■ **Data shown**:
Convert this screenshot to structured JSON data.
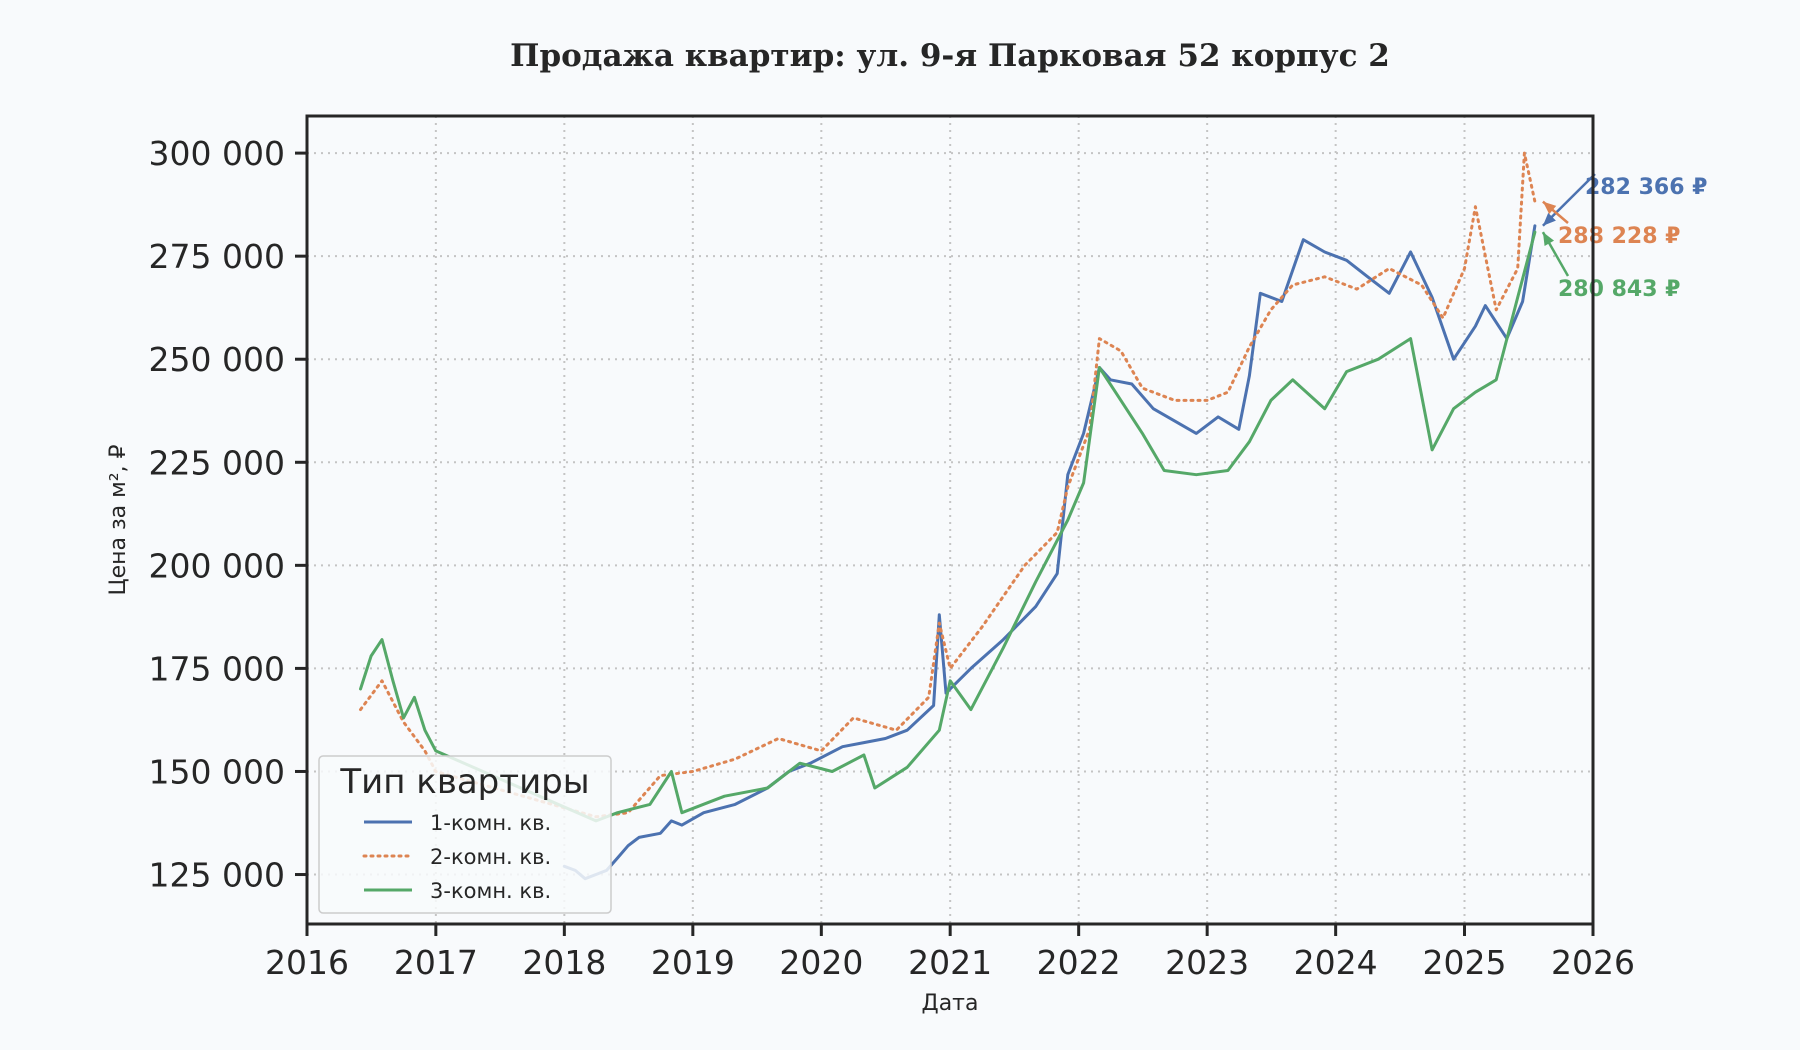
{
  "chart_data": {
    "type": "line",
    "title": "Продажа квартир: ул. 9-я Парковая 52 корпус 2",
    "xlabel": "Дата",
    "ylabel": "Цена за м², ₽",
    "xlim": [
      "2016-01-01",
      "2026-01-01"
    ],
    "ylim": [
      113000,
      309000
    ],
    "x_ticks": [
      "2016",
      "2017",
      "2018",
      "2019",
      "2020",
      "2021",
      "2022",
      "2023",
      "2024",
      "2025",
      "2026"
    ],
    "y_ticks": [
      125000,
      150000,
      175000,
      200000,
      225000,
      250000,
      275000,
      300000
    ],
    "y_tick_labels": [
      "125 000",
      "150 000",
      "175 000",
      "200 000",
      "225 000",
      "250 000",
      "275 000",
      "300 000"
    ],
    "grid": true,
    "legend": {
      "title": "Тип квартиры",
      "placement": "lower-left"
    },
    "series": [
      {
        "name": "1-комн. кв.",
        "color": "#4c72b0",
        "style": "solid",
        "points": [
          [
            "2018-01-01",
            127000
          ],
          [
            "2018-02-01",
            126000
          ],
          [
            "2018-03-01",
            124000
          ],
          [
            "2018-04-01",
            125000
          ],
          [
            "2018-05-01",
            126000
          ],
          [
            "2018-06-01",
            129000
          ],
          [
            "2018-07-01",
            132000
          ],
          [
            "2018-08-01",
            134000
          ],
          [
            "2018-10-01",
            135000
          ],
          [
            "2018-11-01",
            138000
          ],
          [
            "2018-12-01",
            137000
          ],
          [
            "2019-02-01",
            140000
          ],
          [
            "2019-05-01",
            142000
          ],
          [
            "2019-08-01",
            146000
          ],
          [
            "2019-10-01",
            150000
          ],
          [
            "2019-12-01",
            152000
          ],
          [
            "2020-03-01",
            156000
          ],
          [
            "2020-05-01",
            157000
          ],
          [
            "2020-07-01",
            158000
          ],
          [
            "2020-09-01",
            160000
          ],
          [
            "2020-11-15",
            166000
          ],
          [
            "2020-12-01",
            188000
          ],
          [
            "2020-12-20",
            169000
          ],
          [
            "2021-03-01",
            175000
          ],
          [
            "2021-06-01",
            182000
          ],
          [
            "2021-09-01",
            190000
          ],
          [
            "2021-11-01",
            198000
          ],
          [
            "2021-12-01",
            222000
          ],
          [
            "2022-01-15",
            232000
          ],
          [
            "2022-03-01",
            248000
          ],
          [
            "2022-04-01",
            245000
          ],
          [
            "2022-06-01",
            244000
          ],
          [
            "2022-08-01",
            238000
          ],
          [
            "2022-10-01",
            235000
          ],
          [
            "2022-12-01",
            232000
          ],
          [
            "2023-02-01",
            236000
          ],
          [
            "2023-04-01",
            233000
          ],
          [
            "2023-05-01",
            246000
          ],
          [
            "2023-06-01",
            266000
          ],
          [
            "2023-08-01",
            264000
          ],
          [
            "2023-10-01",
            279000
          ],
          [
            "2023-12-01",
            276000
          ],
          [
            "2024-02-01",
            274000
          ],
          [
            "2024-04-01",
            270000
          ],
          [
            "2024-06-01",
            266000
          ],
          [
            "2024-08-01",
            276000
          ],
          [
            "2024-10-01",
            265000
          ],
          [
            "2024-12-01",
            250000
          ],
          [
            "2025-02-01",
            258000
          ],
          [
            "2025-03-01",
            263000
          ],
          [
            "2025-05-01",
            255000
          ],
          [
            "2025-06-15",
            264000
          ],
          [
            "2025-07-20",
            282366
          ]
        ]
      },
      {
        "name": "2-комн. кв.",
        "color": "#dd8452",
        "style": "dotted",
        "points": [
          [
            "2016-06-01",
            165000
          ],
          [
            "2016-08-01",
            172000
          ],
          [
            "2016-10-01",
            162000
          ],
          [
            "2016-12-01",
            155000
          ],
          [
            "2017-01-01",
            150000
          ],
          [
            "2018-04-01",
            139000
          ],
          [
            "2018-07-01",
            140000
          ],
          [
            "2018-10-01",
            149000
          ],
          [
            "2019-01-01",
            150000
          ],
          [
            "2019-05-01",
            153000
          ],
          [
            "2019-09-01",
            158000
          ],
          [
            "2020-01-01",
            155000
          ],
          [
            "2020-04-01",
            163000
          ],
          [
            "2020-08-01",
            160000
          ],
          [
            "2020-11-01",
            168000
          ],
          [
            "2020-12-01",
            186000
          ],
          [
            "2021-01-01",
            175000
          ],
          [
            "2021-04-01",
            185000
          ],
          [
            "2021-08-01",
            200000
          ],
          [
            "2021-11-01",
            208000
          ],
          [
            "2021-12-01",
            219000
          ],
          [
            "2022-02-01",
            233000
          ],
          [
            "2022-03-01",
            255000
          ],
          [
            "2022-05-01",
            252000
          ],
          [
            "2022-07-01",
            243000
          ],
          [
            "2022-10-01",
            240000
          ],
          [
            "2023-01-01",
            240000
          ],
          [
            "2023-03-01",
            242000
          ],
          [
            "2023-05-01",
            253000
          ],
          [
            "2023-07-01",
            262000
          ],
          [
            "2023-09-01",
            268000
          ],
          [
            "2023-12-01",
            270000
          ],
          [
            "2024-03-01",
            267000
          ],
          [
            "2024-06-01",
            272000
          ],
          [
            "2024-09-01",
            268000
          ],
          [
            "2024-11-01",
            260000
          ],
          [
            "2025-01-01",
            272000
          ],
          [
            "2025-02-01",
            287000
          ],
          [
            "2025-04-01",
            262000
          ],
          [
            "2025-06-01",
            272000
          ],
          [
            "2025-06-20",
            300000
          ],
          [
            "2025-07-20",
            288228
          ]
        ]
      },
      {
        "name": "3-комн. кв.",
        "color": "#55a868",
        "style": "solid",
        "points": [
          [
            "2016-06-01",
            170000
          ],
          [
            "2016-07-01",
            178000
          ],
          [
            "2016-08-01",
            182000
          ],
          [
            "2016-09-01",
            172000
          ],
          [
            "2016-10-01",
            163000
          ],
          [
            "2016-11-01",
            168000
          ],
          [
            "2016-12-01",
            160000
          ],
          [
            "2017-01-01",
            155000
          ],
          [
            "2018-04-01",
            138000
          ],
          [
            "2018-06-01",
            140000
          ],
          [
            "2018-09-01",
            142000
          ],
          [
            "2018-11-01",
            150000
          ],
          [
            "2018-12-01",
            140000
          ],
          [
            "2019-04-01",
            144000
          ],
          [
            "2019-08-01",
            146000
          ],
          [
            "2019-11-01",
            152000
          ],
          [
            "2020-02-01",
            150000
          ],
          [
            "2020-05-01",
            154000
          ],
          [
            "2020-06-01",
            146000
          ],
          [
            "2020-09-01",
            151000
          ],
          [
            "2020-12-01",
            160000
          ],
          [
            "2021-01-01",
            172000
          ],
          [
            "2021-03-01",
            165000
          ],
          [
            "2021-06-01",
            180000
          ],
          [
            "2021-09-01",
            196000
          ],
          [
            "2021-12-01",
            211000
          ],
          [
            "2022-01-15",
            220000
          ],
          [
            "2022-03-01",
            248000
          ],
          [
            "2022-05-01",
            240000
          ],
          [
            "2022-07-01",
            232000
          ],
          [
            "2022-09-01",
            223000
          ],
          [
            "2022-12-01",
            222000
          ],
          [
            "2023-03-01",
            223000
          ],
          [
            "2023-05-01",
            230000
          ],
          [
            "2023-07-01",
            240000
          ],
          [
            "2023-09-01",
            245000
          ],
          [
            "2023-12-01",
            238000
          ],
          [
            "2024-02-01",
            247000
          ],
          [
            "2024-05-01",
            250000
          ],
          [
            "2024-08-01",
            255000
          ],
          [
            "2024-10-01",
            228000
          ],
          [
            "2024-12-01",
            238000
          ],
          [
            "2025-02-01",
            242000
          ],
          [
            "2025-04-01",
            245000
          ],
          [
            "2025-06-01",
            265000
          ],
          [
            "2025-07-20",
            280843
          ]
        ]
      }
    ],
    "annotations": [
      {
        "text": "282 366 ₽",
        "series": "1-комн. кв.",
        "color": "#4c72b0"
      },
      {
        "text": "288 228 ₽",
        "series": "2-комн. кв.",
        "color": "#dd8452"
      },
      {
        "text": "280 843 ₽",
        "series": "3-комн. кв.",
        "color": "#55a868"
      }
    ]
  }
}
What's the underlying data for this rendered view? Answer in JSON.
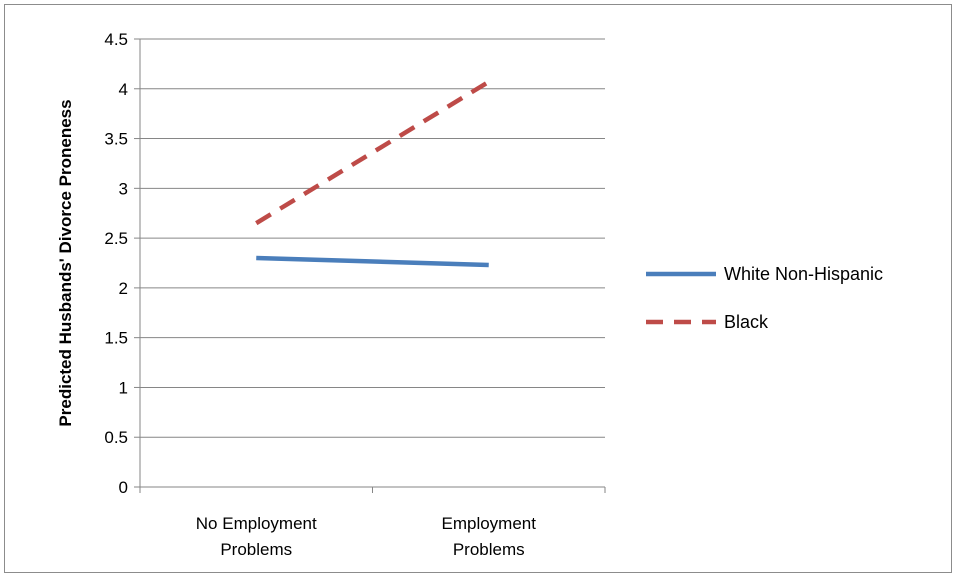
{
  "chart_data": {
    "type": "line",
    "categories": [
      "No Employment Problems",
      "Employment Problems"
    ],
    "category_lines": [
      [
        "No Employment",
        "Problems"
      ],
      [
        "Employment",
        "Problems"
      ]
    ],
    "series": [
      {
        "name": "White Non-Hispanic",
        "values": [
          2.3,
          2.23
        ],
        "color": "#4a7ebb",
        "dash": "solid"
      },
      {
        "name": "Black",
        "values": [
          2.65,
          4.07
        ],
        "color": "#be4b48",
        "dash": "dashed"
      }
    ],
    "title": "",
    "xlabel": "",
    "ylabel": "Predicted Husbands' Divorce Proneness",
    "ylim": [
      0,
      4.5
    ],
    "yticks": [
      "0",
      "0.5",
      "1",
      "1.5",
      "2",
      "2.5",
      "3",
      "3.5",
      "4",
      "4.5"
    ],
    "grid": true,
    "legend_position": "right"
  }
}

■ **Problem**: Please copy exactly the lines from the one containing "What's the underlying" through the last line of the records above, both included, and leave out any pictures.

■ **Correct answer**:
What's the underlying data for this rendered view? Answer in JSON.
{
  "chart_data": {
    "type": "line",
    "categories": [
      "No Employment Problems",
      "Employment Problems"
    ],
    "category_lines": [
      [
        "No Employment",
        "Problems"
      ],
      [
        "Employment",
        "Problems"
      ]
    ],
    "series": [
      {
        "name": "White Non-Hispanic",
        "values": [
          2.3,
          2.23
        ],
        "color": "#4a7ebb",
        "dash": "solid"
      },
      {
        "name": "Black",
        "values": [
          2.65,
          4.07
        ],
        "color": "#be4b48",
        "dash": "dashed"
      }
    ],
    "title": "",
    "xlabel": "",
    "ylabel": "Predicted Husbands' Divorce Proneness",
    "ylim": [
      0,
      4.5
    ],
    "yticks": [
      "0",
      "0.5",
      "1",
      "1.5",
      "2",
      "2.5",
      "3",
      "3.5",
      "4",
      "4.5"
    ],
    "grid": true,
    "legend_position": "right"
  }
}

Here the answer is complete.